Posted in Biology, Creationism, Intelligent Design, School, Threatiness on July 11th, 2006 by Krauze

Jim Sparks, the biology professor who accused a mainstream biology textbook of advocating creationism for simply mentioning the Creation Research Institute, has not had his employment with the Virginia Commonwealth University renewed (HT: Salvador). According to the dean, Robert D. Holsworth, Sparks was hired on an as-needed basis, and that the discontinuation of his employment had nothing to do with the textbook controversy. But that hasn't stopped Sparks from spreading his net of accusation, implying that the university itself is part of the creationist conspiracy:

In an e-mail message yesterday, Sparks asserted that his criticism of the textbook "may only be the tip of the spear" in the debate over creationism at VCU.

"I expect additional complaints will arise from students, since the faculty will likely be subject to a certain climate of fear that arises from having one's colleague dismissed for enjoying the constitutional guarantee of a free press," Sparks wrote.

- YOUR TASKS:
**1.** Answer these questions from the post about Jim Sparks:
(a) Which university did not renew Sparks's employment?
(b) Who is the dean quoted in the post?
(c) What phrase did Sparks use for his criticism of the textbook?
**2.** Please rewrite the paragraph of the post that begins "Jim Sparks, the biology professor" as a short list that keeps its main facts.
**3.** Say whether each statement agrees with the post, and quote the words that decide it:
(a) The dean said Sparks was hired on an as-needed basis.
(b) Sparks made his assertion in a phone interview.
(c) The post is filed under Biology.
The items play no part in this.

- LISTED RECORDS:
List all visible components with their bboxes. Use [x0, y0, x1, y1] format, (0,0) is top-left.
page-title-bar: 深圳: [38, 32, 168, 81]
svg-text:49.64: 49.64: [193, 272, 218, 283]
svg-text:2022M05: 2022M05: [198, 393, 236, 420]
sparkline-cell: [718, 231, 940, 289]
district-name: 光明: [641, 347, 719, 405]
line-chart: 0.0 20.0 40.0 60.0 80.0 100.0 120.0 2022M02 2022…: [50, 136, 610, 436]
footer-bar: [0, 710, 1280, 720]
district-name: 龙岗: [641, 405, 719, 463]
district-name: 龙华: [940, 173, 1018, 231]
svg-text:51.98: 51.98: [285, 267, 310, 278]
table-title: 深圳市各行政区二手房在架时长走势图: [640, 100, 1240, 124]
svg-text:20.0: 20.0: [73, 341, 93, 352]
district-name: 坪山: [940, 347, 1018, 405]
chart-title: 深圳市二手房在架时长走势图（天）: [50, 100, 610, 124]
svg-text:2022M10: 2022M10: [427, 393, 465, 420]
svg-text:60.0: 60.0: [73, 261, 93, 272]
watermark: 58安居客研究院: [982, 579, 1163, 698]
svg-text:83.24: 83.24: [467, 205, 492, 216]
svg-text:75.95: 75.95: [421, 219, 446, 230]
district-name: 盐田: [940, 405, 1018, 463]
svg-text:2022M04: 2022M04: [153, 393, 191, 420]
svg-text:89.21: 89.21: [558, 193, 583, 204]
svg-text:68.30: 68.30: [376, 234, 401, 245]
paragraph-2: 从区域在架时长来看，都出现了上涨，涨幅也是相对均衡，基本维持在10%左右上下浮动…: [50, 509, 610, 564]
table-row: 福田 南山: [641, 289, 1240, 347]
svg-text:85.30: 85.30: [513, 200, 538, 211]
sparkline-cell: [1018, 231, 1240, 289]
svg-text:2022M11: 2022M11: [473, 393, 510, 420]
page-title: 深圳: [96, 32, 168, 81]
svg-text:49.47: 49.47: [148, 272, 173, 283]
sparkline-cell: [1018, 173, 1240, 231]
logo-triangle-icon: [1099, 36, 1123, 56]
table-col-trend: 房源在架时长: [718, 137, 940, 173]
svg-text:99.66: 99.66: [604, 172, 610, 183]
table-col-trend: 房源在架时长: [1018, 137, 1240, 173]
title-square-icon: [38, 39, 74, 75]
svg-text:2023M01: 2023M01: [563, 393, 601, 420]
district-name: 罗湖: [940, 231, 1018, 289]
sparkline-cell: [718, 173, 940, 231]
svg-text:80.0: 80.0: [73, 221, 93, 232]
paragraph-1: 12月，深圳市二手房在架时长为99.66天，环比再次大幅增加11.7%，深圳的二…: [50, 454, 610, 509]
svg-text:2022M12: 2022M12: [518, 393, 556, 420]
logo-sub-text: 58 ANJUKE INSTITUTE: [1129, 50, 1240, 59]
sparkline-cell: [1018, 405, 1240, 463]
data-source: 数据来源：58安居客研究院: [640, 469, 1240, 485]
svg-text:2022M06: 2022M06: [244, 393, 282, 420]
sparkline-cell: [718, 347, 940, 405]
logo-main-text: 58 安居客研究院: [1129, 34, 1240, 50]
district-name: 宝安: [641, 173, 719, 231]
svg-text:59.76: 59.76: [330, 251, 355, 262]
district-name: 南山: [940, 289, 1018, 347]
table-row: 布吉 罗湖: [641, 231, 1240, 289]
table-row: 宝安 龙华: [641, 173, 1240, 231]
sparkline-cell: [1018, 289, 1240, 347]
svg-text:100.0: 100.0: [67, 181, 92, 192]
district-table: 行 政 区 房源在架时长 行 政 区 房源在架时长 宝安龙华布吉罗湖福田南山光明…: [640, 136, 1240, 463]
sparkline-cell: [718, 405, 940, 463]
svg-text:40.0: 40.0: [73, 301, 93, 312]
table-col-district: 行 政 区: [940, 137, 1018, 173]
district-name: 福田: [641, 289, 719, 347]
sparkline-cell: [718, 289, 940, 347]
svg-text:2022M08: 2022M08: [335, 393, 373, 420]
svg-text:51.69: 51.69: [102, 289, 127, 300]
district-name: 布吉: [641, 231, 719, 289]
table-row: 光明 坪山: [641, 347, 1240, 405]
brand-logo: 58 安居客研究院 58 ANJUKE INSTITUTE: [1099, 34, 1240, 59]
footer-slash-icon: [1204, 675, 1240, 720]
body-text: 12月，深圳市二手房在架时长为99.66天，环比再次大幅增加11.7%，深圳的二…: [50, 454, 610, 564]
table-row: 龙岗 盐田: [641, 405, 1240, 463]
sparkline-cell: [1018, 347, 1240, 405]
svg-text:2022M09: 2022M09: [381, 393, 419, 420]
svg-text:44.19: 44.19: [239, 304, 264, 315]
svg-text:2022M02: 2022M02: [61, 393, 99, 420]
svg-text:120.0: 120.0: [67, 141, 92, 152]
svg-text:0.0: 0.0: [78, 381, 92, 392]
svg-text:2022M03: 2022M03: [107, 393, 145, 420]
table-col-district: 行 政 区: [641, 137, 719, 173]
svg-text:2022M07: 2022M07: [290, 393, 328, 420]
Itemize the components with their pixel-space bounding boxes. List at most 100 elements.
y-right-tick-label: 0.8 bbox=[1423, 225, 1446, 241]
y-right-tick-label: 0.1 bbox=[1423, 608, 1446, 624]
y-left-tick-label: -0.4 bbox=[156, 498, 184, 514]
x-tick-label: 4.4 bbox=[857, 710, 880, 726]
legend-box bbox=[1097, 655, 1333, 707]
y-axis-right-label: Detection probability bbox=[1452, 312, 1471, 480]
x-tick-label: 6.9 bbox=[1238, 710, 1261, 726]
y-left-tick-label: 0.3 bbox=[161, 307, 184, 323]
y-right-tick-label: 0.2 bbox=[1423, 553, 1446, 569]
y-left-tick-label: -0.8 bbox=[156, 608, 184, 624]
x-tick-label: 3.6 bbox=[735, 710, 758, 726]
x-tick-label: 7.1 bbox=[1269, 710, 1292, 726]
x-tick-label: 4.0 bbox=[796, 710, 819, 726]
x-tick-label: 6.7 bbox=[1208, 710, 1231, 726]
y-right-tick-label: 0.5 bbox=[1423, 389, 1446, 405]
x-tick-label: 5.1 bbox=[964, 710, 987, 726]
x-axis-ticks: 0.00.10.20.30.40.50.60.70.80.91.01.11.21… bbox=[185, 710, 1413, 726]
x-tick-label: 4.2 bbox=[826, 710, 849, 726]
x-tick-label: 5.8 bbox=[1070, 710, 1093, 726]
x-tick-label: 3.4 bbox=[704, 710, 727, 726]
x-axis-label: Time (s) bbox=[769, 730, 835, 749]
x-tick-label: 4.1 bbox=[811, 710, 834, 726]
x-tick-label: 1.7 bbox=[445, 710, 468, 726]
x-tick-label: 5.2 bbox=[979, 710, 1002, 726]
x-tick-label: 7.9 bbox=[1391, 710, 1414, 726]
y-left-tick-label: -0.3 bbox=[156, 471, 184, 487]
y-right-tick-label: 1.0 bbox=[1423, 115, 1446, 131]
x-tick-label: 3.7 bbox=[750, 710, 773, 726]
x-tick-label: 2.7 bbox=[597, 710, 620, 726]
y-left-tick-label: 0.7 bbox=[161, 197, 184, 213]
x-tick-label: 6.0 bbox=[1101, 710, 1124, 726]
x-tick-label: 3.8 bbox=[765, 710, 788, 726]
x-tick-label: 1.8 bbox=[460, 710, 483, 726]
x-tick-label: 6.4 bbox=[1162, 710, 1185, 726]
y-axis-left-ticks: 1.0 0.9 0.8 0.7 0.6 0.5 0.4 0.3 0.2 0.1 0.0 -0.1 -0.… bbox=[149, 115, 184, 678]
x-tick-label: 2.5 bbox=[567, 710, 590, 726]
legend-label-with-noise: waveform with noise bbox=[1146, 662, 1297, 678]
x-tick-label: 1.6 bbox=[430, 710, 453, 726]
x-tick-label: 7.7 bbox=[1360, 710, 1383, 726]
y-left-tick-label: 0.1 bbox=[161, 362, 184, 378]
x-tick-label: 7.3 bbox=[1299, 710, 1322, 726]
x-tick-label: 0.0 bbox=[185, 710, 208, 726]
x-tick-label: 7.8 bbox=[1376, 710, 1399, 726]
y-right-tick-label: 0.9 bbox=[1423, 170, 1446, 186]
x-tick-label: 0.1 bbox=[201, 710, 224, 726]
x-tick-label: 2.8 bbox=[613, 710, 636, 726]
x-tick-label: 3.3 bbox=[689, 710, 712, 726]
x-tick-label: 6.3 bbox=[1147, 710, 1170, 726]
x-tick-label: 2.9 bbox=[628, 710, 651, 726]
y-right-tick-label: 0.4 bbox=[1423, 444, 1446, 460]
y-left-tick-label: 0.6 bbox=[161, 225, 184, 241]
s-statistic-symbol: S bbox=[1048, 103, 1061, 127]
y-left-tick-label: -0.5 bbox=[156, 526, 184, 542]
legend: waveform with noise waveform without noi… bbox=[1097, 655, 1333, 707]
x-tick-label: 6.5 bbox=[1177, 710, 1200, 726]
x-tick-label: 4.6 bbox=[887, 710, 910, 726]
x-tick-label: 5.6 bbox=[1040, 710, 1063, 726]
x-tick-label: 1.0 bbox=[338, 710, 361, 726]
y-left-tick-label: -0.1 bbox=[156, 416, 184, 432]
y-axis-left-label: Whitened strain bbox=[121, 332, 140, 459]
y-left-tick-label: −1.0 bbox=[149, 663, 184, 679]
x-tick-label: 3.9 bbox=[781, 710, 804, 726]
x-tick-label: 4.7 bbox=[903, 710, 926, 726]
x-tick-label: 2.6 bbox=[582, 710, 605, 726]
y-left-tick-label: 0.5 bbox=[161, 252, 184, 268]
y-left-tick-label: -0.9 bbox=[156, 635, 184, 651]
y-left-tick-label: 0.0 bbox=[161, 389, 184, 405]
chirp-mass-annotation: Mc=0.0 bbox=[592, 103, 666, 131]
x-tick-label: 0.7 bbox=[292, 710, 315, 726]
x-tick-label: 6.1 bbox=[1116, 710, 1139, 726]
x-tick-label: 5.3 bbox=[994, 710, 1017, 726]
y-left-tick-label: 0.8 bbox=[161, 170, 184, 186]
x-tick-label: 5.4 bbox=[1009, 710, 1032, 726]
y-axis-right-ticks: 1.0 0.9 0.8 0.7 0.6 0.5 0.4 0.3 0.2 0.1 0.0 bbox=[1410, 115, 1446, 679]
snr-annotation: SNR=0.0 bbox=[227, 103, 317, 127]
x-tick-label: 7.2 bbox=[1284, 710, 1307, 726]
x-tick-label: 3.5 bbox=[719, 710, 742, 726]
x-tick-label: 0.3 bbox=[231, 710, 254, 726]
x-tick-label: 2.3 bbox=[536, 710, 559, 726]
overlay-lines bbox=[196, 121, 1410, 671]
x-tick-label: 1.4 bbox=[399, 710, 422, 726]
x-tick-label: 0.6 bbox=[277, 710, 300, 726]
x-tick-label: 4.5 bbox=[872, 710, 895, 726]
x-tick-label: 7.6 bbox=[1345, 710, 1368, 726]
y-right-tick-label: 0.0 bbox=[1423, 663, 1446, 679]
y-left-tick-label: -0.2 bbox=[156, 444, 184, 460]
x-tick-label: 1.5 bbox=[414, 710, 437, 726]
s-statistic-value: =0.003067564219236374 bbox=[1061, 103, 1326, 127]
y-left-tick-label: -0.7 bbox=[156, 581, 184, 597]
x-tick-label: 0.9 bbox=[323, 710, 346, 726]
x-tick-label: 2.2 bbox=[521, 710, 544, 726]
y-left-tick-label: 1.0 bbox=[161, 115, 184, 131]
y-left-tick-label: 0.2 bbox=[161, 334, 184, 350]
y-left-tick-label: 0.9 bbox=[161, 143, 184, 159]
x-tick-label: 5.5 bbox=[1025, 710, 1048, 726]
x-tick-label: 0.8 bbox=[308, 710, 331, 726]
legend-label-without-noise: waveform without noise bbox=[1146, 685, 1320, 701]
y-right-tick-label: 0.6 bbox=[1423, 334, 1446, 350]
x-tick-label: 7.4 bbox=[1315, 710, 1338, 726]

- ANSWERS PER TASK:
**1.**
(a) Virginia Commonwealth University
(b) Robert D. Holsworth
(c) "may only be the tip of the spear"

**2.**
- Jim Sparks, a biology professor, accused a mainstream biology textbook of advocating creationism because it mentioned the Creation Research Institute.
- Virginia Commonwealth University has not renewed his employment.
- Dean Robert D. Holsworth says Sparks was hired on an as-needed basis and that ending his employment had nothing to do with the textbook controversy.
- Sparks has since implied that the university itself is part of a creationist conspiracy.

**3.**
(a) Yes: "Sparks was hired on an as-needed basis"
(b) No: "In an e-mail message yesterday, Sparks asserted"
(c) Yes: "Posted in Biology"